> **Data records**
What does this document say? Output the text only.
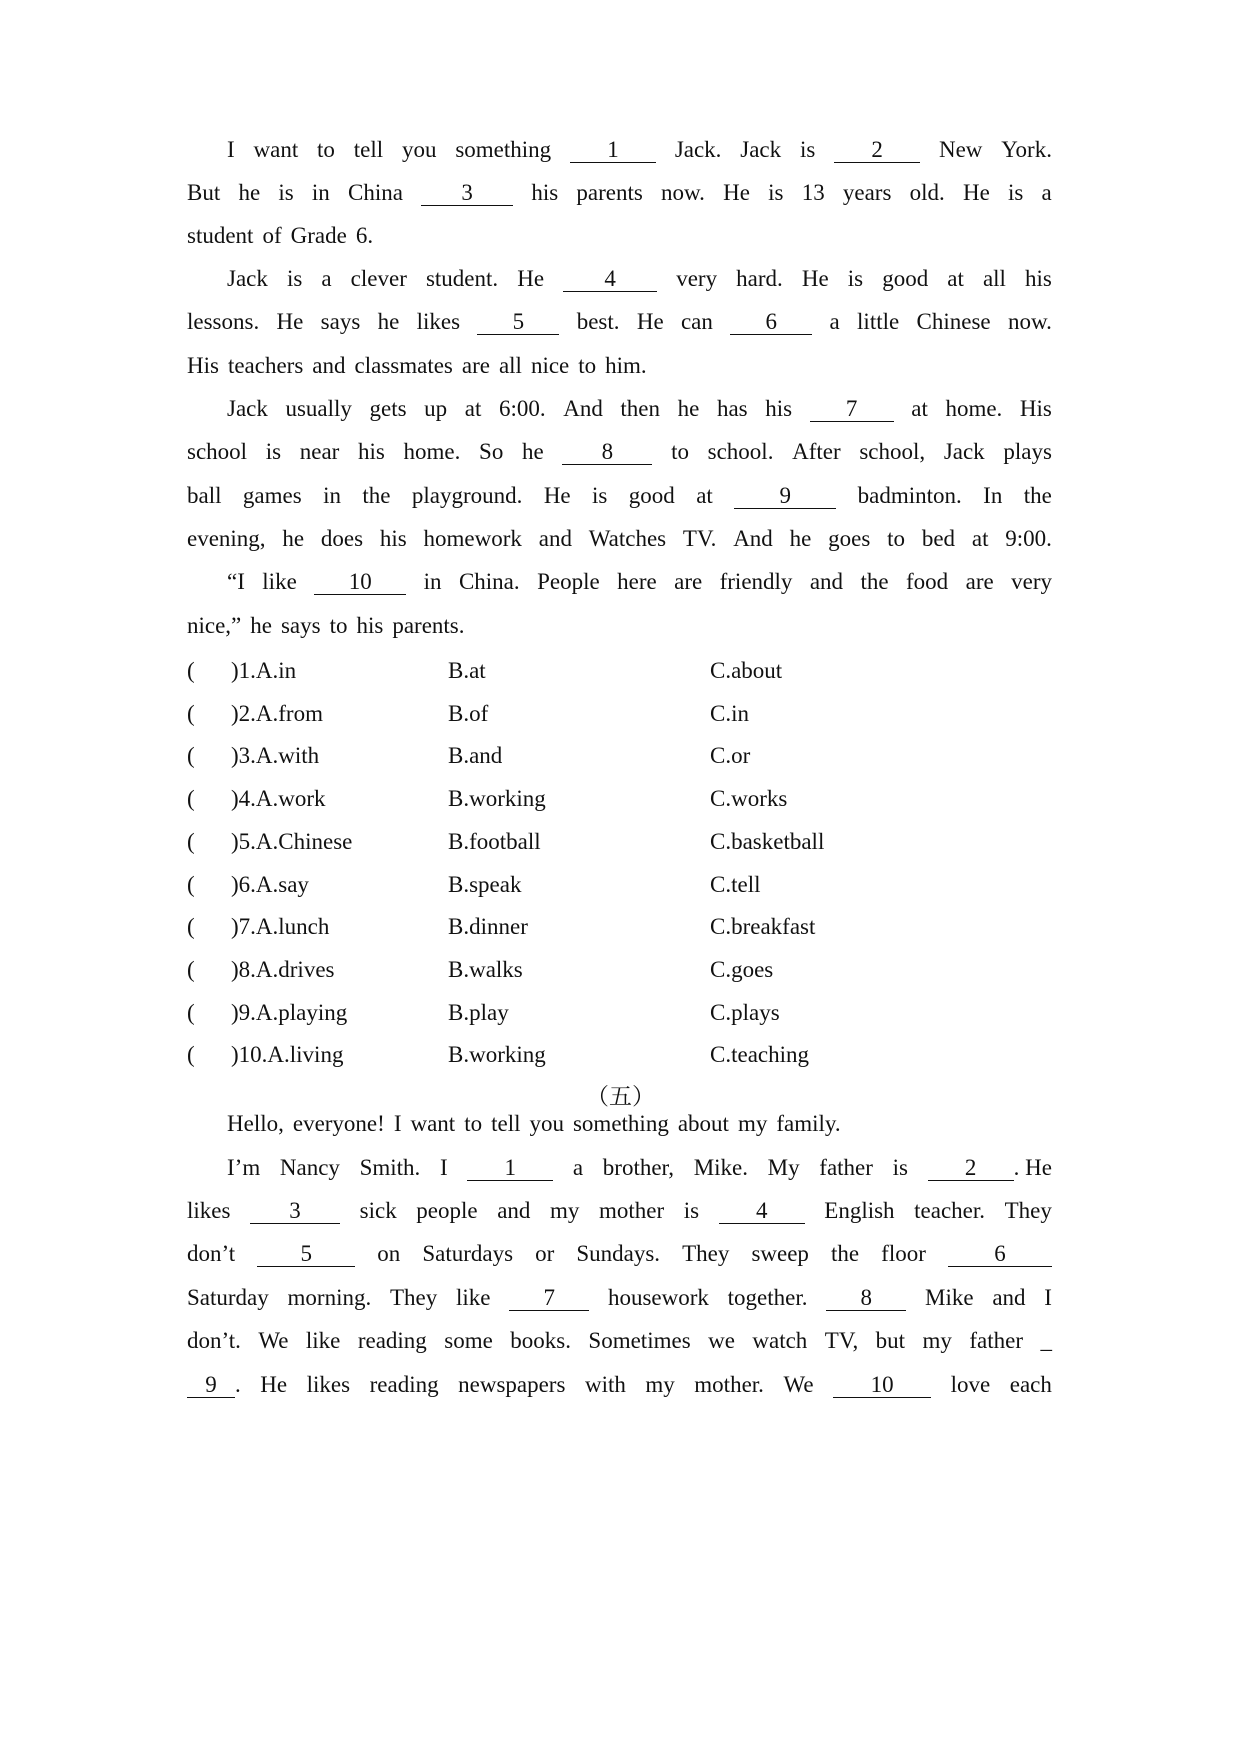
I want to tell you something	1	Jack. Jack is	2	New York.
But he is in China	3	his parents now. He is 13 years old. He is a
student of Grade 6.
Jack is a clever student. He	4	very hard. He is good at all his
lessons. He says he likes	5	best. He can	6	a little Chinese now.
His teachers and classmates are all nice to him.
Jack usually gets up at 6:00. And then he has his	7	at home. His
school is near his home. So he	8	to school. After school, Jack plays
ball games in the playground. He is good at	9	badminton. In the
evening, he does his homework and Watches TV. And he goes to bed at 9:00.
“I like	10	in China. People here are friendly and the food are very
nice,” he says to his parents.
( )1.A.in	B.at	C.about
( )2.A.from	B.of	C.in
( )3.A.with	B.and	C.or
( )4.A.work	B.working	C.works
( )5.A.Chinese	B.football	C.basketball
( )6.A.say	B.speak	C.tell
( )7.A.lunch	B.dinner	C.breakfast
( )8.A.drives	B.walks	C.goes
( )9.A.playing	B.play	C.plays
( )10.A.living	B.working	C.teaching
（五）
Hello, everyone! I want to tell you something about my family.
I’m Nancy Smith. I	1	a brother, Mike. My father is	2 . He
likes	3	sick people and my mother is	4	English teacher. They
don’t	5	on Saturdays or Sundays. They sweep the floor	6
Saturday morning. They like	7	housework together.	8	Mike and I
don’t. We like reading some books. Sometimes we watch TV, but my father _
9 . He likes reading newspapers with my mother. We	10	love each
---
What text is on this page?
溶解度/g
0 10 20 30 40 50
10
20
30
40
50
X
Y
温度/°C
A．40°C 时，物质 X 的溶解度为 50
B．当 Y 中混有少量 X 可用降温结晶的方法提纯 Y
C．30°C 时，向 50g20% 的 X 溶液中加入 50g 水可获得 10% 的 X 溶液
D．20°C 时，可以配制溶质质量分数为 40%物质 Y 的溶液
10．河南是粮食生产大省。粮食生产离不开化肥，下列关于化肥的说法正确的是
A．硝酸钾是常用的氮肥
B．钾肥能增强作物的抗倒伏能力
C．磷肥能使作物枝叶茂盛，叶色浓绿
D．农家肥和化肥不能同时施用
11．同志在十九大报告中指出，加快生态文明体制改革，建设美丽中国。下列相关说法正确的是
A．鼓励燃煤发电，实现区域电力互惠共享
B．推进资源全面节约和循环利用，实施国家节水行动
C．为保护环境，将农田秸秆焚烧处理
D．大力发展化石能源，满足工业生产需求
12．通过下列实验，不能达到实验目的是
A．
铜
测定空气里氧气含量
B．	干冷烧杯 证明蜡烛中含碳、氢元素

> **Task statement**
Within the listing above, find every line containing the string "about" and return it.

> **Solution to the problem**
( )1.A.in	B.at	C.about
Hello, everyone! I want to tell you something about my family.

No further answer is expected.